Can you write out all the lines word for word, with no pictures?
>> START
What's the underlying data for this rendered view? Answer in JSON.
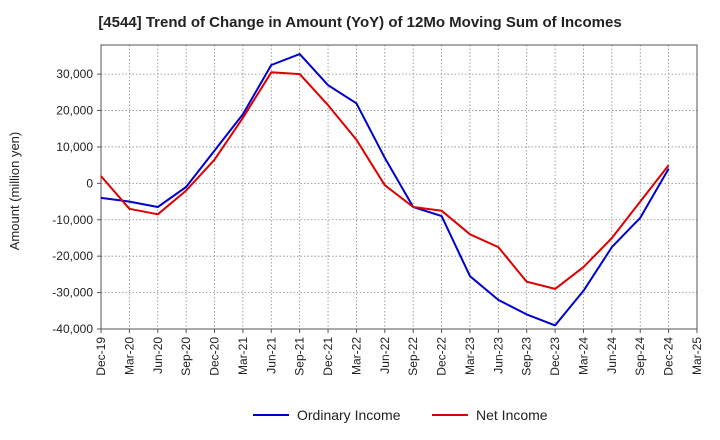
{
  "chart_data": {
    "type": "line",
    "title": "[4544]  Trend of Change in Amount (YoY) of 12Mo Moving Sum of Incomes",
    "xlabel": "",
    "ylabel": "Amount (million yen)",
    "ylim": [
      -40000,
      38000
    ],
    "yticks": [
      -40000,
      -30000,
      -20000,
      -10000,
      0,
      10000,
      20000,
      30000
    ],
    "ytick_labels": [
      "-40,000",
      "-30,000",
      "-20,000",
      "-10,000",
      "0",
      "10,000",
      "20,000",
      "30,000"
    ],
    "grid": true,
    "legend_position": "bottom",
    "categories": [
      "Dec-19",
      "Mar-20",
      "Jun-20",
      "Sep-20",
      "Dec-20",
      "Mar-21",
      "Jun-21",
      "Sep-21",
      "Dec-21",
      "Mar-22",
      "Jun-22",
      "Sep-22",
      "Dec-22",
      "Mar-23",
      "Jun-23",
      "Sep-23",
      "Dec-23",
      "Mar-24",
      "Jun-24",
      "Sep-24",
      "Dec-24",
      "Mar-25"
    ],
    "series": [
      {
        "name": "Ordinary Income",
        "color": "#0000cc",
        "values": [
          -4000,
          -5000,
          -6500,
          -1000,
          9000,
          19000,
          32500,
          35500,
          27000,
          22000,
          7000,
          -6500,
          -9000,
          -25500,
          -32000,
          -36000,
          -39000,
          -29500,
          -17500,
          -9500,
          4000,
          null
        ]
      },
      {
        "name": "Net Income",
        "color": "#dd0000",
        "values": [
          2000,
          -7000,
          -8500,
          -2000,
          6500,
          18000,
          30500,
          30000,
          21500,
          12000,
          -500,
          -6500,
          -7500,
          -14000,
          -17500,
          -27000,
          -29000,
          -23000,
          -15000,
          -5000,
          5000,
          null
        ]
      }
    ]
  }
}
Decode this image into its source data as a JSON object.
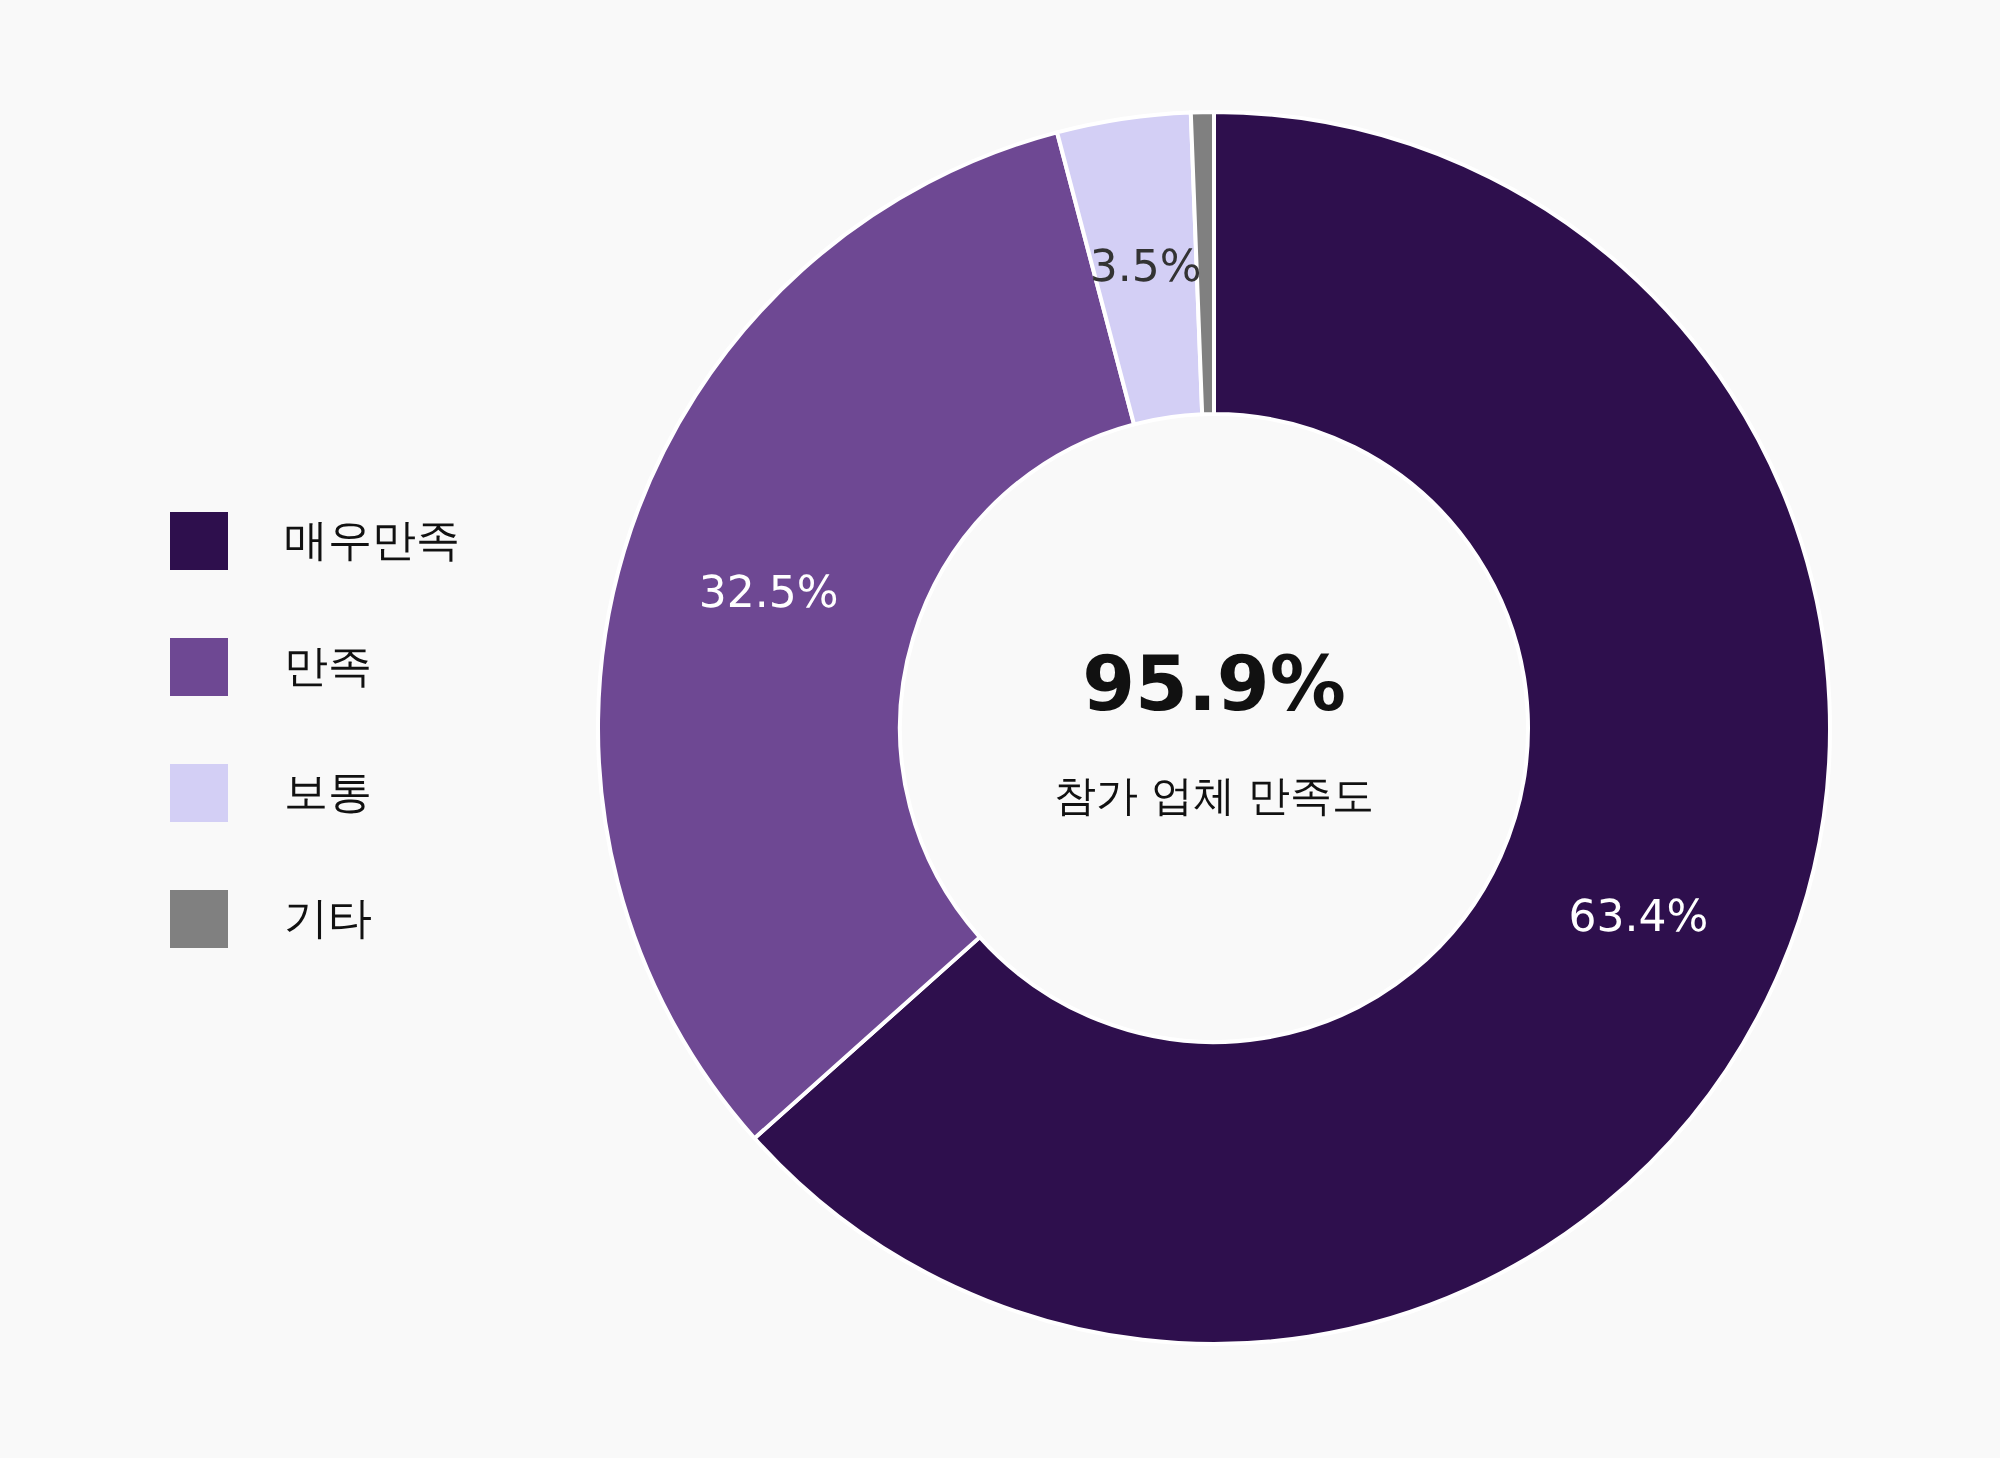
>> END
Reply:
What's the underlying data for this rendered view? Answer in JSON.
{
  "chart_data": {
    "type": "line",
    "title": "[4544]  Trend of Change in Amount (YoY) of 12Mo Moving Sum of Incomes",
    "xlabel": "",
    "ylabel": "Amount (million yen)",
    "ylim": [
      -40000,
      38000
    ],
    "yticks": [
      -40000,
      -30000,
      -20000,
      -10000,
      0,
      10000,
      20000,
      30000
    ],
    "ytick_labels": [
      "-40,000",
      "-30,000",
      "-20,000",
      "-10,000",
      "0",
      "10,000",
      "20,000",
      "30,000"
    ],
    "grid": true,
    "legend_position": "bottom",
    "categories": [
      "Dec-19",
      "Mar-20",
      "Jun-20",
      "Sep-20",
      "Dec-20",
      "Mar-21",
      "Jun-21",
      "Sep-21",
      "Dec-21",
      "Mar-22",
      "Jun-22",
      "Sep-22",
      "Dec-22",
      "Mar-23",
      "Jun-23",
      "Sep-23",
      "Dec-23",
      "Mar-24",
      "Jun-24",
      "Sep-24",
      "Dec-24",
      "Mar-25"
    ],
    "series": [
      {
        "name": "Ordinary Income",
        "color": "#0000cc",
        "values": [
          -4000,
          -5000,
          -6500,
          -1000,
          9000,
          19000,
          32500,
          35500,
          27000,
          22000,
          7000,
          -6500,
          -9000,
          -25500,
          -32000,
          -36000,
          -39000,
          -29500,
          -17500,
          -9500,
          4000,
          null
        ]
      },
      {
        "name": "Net Income",
        "color": "#dd0000",
        "values": [
          2000,
          -7000,
          -8500,
          -2000,
          6500,
          18000,
          30500,
          30000,
          21500,
          12000,
          -500,
          -6500,
          -7500,
          -14000,
          -17500,
          -27000,
          -29000,
          -23000,
          -15000,
          -5000,
          5000,
          null
        ]
      }
    ]
  }
}
Decode this image into its source data as a JSON object.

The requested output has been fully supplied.